### Work to complete
Of the lines in the data below, count the ones holding the string "store", and answer with that number only.

-- Begin Supplied material --

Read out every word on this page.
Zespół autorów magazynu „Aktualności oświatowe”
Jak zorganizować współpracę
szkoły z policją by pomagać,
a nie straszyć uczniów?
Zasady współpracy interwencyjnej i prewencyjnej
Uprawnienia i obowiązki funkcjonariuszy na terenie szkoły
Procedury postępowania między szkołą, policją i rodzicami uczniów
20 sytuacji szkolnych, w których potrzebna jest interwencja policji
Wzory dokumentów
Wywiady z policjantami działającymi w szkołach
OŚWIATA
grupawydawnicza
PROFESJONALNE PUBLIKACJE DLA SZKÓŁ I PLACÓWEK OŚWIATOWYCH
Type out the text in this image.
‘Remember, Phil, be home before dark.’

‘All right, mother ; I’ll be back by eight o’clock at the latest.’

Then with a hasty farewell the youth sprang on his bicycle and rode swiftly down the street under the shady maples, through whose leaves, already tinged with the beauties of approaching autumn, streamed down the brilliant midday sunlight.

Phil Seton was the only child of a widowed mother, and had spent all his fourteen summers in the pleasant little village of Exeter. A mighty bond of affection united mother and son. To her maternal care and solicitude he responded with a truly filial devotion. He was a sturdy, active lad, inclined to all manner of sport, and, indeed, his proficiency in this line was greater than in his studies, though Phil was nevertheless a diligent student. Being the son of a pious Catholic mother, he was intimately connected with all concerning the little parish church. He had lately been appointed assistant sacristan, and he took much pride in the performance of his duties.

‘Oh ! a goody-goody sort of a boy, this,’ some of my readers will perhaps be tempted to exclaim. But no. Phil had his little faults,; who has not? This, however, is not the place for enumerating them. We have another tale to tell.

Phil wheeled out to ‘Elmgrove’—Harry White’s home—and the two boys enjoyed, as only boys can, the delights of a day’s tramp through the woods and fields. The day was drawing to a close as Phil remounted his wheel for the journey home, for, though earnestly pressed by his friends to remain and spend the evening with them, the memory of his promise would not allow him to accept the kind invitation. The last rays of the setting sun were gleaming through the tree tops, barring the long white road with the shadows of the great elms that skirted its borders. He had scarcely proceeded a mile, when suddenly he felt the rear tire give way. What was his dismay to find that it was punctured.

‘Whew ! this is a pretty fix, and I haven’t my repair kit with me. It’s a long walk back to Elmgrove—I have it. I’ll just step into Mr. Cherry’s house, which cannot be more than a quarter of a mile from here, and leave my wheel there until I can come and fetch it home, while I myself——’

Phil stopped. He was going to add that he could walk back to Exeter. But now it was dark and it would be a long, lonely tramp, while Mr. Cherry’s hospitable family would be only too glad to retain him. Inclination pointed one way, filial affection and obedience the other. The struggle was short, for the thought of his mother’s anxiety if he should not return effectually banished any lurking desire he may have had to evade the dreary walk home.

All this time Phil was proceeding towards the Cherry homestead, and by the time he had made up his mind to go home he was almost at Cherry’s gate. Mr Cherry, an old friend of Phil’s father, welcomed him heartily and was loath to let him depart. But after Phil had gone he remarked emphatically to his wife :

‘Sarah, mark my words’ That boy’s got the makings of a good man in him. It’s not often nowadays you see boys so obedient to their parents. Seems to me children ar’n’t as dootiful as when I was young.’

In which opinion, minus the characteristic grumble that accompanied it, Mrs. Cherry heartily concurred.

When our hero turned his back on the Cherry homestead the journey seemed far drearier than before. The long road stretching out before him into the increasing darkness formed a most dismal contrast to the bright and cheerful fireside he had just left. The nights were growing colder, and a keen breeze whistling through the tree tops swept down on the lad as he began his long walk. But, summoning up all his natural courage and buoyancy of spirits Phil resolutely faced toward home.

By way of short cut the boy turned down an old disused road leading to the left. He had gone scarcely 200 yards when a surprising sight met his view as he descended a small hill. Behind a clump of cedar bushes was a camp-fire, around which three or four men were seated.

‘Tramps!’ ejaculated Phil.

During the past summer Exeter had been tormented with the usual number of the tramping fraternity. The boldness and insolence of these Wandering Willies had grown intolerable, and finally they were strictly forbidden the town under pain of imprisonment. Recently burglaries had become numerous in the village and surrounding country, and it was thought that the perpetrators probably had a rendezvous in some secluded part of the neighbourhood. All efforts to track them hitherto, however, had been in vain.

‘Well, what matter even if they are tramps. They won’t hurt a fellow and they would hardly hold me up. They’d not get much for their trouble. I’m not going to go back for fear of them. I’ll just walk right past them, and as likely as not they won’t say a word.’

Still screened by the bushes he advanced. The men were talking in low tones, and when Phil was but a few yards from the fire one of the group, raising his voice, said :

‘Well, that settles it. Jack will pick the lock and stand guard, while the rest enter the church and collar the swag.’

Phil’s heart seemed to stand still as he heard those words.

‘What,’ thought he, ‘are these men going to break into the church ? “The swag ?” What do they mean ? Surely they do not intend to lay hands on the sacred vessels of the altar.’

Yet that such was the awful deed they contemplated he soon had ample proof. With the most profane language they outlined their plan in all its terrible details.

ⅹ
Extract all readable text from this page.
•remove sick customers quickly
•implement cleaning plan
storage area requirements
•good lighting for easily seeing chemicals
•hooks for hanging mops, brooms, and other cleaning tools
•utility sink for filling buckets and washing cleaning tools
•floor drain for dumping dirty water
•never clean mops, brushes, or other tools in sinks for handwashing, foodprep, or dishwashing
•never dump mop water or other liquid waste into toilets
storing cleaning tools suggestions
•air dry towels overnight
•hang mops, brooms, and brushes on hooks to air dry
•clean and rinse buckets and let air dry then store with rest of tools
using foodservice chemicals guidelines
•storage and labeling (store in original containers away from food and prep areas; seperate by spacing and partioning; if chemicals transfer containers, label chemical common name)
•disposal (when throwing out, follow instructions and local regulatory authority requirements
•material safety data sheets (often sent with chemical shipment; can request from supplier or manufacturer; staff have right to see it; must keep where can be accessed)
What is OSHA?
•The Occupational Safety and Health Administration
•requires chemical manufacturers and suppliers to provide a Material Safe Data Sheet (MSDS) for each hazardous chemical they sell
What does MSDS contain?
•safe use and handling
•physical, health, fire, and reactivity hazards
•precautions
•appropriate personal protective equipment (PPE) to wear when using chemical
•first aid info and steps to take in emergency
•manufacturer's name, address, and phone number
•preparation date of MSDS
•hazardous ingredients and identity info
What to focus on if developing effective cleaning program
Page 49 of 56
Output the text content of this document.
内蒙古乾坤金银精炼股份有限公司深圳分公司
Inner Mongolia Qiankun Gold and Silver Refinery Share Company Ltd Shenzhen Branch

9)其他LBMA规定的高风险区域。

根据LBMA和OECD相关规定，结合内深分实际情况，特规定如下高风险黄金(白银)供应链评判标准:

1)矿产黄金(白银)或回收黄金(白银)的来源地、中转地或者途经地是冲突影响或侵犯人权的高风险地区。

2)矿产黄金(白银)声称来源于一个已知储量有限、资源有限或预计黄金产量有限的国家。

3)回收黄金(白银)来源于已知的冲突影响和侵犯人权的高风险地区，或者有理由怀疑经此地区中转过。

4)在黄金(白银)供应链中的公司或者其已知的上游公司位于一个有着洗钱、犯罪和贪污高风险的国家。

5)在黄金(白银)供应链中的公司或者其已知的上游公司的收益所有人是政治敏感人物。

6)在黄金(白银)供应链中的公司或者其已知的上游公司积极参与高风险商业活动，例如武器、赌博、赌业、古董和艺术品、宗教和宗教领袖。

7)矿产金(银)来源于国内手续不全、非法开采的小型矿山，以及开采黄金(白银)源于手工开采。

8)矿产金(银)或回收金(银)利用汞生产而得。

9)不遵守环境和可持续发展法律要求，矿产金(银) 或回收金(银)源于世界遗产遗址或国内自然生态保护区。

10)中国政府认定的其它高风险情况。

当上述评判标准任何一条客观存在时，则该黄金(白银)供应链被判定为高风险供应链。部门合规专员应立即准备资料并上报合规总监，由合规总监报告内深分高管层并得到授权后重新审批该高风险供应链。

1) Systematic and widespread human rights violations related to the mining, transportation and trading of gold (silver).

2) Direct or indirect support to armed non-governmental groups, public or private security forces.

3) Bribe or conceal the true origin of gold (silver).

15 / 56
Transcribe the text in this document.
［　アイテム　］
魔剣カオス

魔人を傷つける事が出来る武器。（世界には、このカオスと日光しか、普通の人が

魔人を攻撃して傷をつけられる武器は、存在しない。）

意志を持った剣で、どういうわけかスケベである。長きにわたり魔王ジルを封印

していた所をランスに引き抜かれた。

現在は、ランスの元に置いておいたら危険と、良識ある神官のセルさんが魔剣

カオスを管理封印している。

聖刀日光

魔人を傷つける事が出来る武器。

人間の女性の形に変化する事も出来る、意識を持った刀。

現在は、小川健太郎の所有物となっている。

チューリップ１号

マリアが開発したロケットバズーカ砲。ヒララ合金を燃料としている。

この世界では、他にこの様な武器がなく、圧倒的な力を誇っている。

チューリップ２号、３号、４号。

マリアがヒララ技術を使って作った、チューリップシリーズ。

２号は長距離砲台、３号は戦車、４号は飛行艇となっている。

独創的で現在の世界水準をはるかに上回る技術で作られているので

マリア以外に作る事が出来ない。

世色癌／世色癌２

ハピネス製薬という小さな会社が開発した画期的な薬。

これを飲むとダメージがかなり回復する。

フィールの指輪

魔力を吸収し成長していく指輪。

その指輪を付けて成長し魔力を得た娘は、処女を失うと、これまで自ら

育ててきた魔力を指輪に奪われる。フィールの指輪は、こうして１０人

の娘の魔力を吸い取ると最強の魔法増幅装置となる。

-- End Supplied material --

### Solution to this exercise
2